Copy the material below line for line, putting "text-block" wherever "paragraph-text" occurs and changing nothing else.
═════ Data extract ═════
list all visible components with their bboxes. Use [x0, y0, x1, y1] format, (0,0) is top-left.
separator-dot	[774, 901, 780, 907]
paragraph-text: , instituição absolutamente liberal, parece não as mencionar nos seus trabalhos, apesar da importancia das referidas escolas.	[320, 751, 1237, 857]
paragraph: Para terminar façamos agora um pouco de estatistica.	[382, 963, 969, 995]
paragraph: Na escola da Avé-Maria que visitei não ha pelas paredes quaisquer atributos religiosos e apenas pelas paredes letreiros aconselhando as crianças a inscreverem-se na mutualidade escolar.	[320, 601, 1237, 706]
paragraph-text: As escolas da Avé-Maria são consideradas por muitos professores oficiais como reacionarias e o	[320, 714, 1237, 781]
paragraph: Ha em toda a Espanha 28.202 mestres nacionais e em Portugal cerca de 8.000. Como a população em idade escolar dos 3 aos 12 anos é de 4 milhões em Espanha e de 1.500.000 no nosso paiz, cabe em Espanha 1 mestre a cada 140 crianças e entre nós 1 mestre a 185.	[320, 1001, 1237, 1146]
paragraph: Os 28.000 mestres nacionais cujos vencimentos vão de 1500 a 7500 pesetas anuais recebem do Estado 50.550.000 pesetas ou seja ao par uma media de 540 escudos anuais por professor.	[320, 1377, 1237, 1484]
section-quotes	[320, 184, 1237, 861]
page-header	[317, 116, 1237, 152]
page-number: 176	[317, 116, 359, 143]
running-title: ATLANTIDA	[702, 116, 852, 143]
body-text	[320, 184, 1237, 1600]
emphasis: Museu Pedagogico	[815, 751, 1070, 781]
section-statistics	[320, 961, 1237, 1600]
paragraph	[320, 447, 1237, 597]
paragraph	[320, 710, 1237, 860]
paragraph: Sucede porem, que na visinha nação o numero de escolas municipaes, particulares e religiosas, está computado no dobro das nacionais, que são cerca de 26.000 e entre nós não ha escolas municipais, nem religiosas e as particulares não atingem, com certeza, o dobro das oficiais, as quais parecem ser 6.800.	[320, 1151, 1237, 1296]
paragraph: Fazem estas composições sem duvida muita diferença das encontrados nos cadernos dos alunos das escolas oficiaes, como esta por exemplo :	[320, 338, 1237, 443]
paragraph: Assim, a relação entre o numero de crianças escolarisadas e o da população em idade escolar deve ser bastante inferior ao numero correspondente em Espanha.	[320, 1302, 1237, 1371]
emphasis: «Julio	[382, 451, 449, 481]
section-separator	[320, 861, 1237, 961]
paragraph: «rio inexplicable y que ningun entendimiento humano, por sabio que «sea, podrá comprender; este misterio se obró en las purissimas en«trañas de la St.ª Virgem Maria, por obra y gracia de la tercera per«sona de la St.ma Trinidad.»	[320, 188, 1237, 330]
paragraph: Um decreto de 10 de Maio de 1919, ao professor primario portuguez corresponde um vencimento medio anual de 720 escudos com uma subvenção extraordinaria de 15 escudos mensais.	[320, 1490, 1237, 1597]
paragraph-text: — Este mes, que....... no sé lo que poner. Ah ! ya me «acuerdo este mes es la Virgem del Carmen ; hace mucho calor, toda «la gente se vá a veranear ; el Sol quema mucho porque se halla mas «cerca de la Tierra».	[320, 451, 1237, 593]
═════
**Response**
list all visible components with their bboxes. Use [x0, y0, x1, y1] format, (0,0) is top-left.
separator-dot	[774, 901, 780, 907]
text-block: , instituição absolutamente liberal, parece não as mencionar nos seus trabalhos, apesar da importancia das referidas escolas.	[320, 751, 1237, 857]
paragraph: Para terminar façamos agora um pouco de estatistica.	[382, 963, 969, 995]
paragraph: Na escola da Avé-Maria que visitei não ha pelas paredes quaisquer atributos religiosos e apenas pelas paredes letreiros aconselhando as crianças a inscreverem-se na mutualidade escolar.	[320, 601, 1237, 706]
text-block: As escolas da Avé-Maria são consideradas por muitos professores oficiais como reacionarias e o	[320, 714, 1237, 781]
paragraph: Ha em toda a Espanha 28.202 mestres nacionais e em Portugal cerca de 8.000. Como a população em idade escolar dos 3 aos 12 anos é de 4 milhões em Espanha e de 1.500.000 no nosso paiz, cabe em Espanha 1 mestre a cada 140 crianças e entre nós 1 mestre a 185.	[320, 1001, 1237, 1146]
paragraph: Os 28.000 mestres nacionais cujos vencimentos vão de 1500 a 7500 pesetas anuais recebem do Estado 50.550.000 pesetas ou seja ao par uma media de 540 escudos anuais por professor.	[320, 1377, 1237, 1484]
section-quotes	[320, 184, 1237, 861]
page-header	[317, 116, 1237, 152]
page-number: 176	[317, 116, 359, 143]
running-title: ATLANTIDA	[702, 116, 852, 143]
body-text	[320, 184, 1237, 1600]
emphasis: Museu Pedagogico	[815, 751, 1070, 781]
section-statistics	[320, 961, 1237, 1600]
paragraph	[320, 447, 1237, 597]
paragraph	[320, 710, 1237, 860]
paragraph: Sucede porem, que na visinha nação o numero de escolas municipaes, particulares e religiosas, está computado no dobro das nacionais, que são cerca de 26.000 e entre nós não ha escolas municipais, nem religiosas e as particulares não atingem, com certeza, o dobro das oficiais, as quais parecem ser 6.800.	[320, 1151, 1237, 1296]
paragraph: Fazem estas composições sem duvida muita diferença das encontrados nos cadernos dos alunos das escolas oficiaes, como esta por exemplo :	[320, 338, 1237, 443]
paragraph: Assim, a relação entre o numero de crianças escolarisadas e o da população em idade escolar deve ser bastante inferior ao numero correspondente em Espanha.	[320, 1302, 1237, 1371]
emphasis: «Julio	[382, 451, 449, 481]
section-separator	[320, 861, 1237, 961]
paragraph: «rio inexplicable y que ningun entendimiento humano, por sabio que «sea, podrá comprender; este misterio se obró en las purissimas en«trañas de la St.ª Virgem Maria, por obra y gracia de la tercera per«sona de la St.ma Trinidad.»	[320, 188, 1237, 330]
paragraph: Um decreto de 10 de Maio de 1919, ao professor primario portuguez corresponde um vencimento medio anual de 720 escudos com uma subvenção extraordinaria de 15 escudos mensais.	[320, 1490, 1237, 1597]
text-block: — Este mes, que....... no sé lo que poner. Ah ! ya me «acuerdo este mes es la Virgem del Carmen ; hace mucho calor, toda «la gente se vá a veranear ; el Sol quema mucho porque se halla mas «cerca de la Tierra».	[320, 451, 1237, 593]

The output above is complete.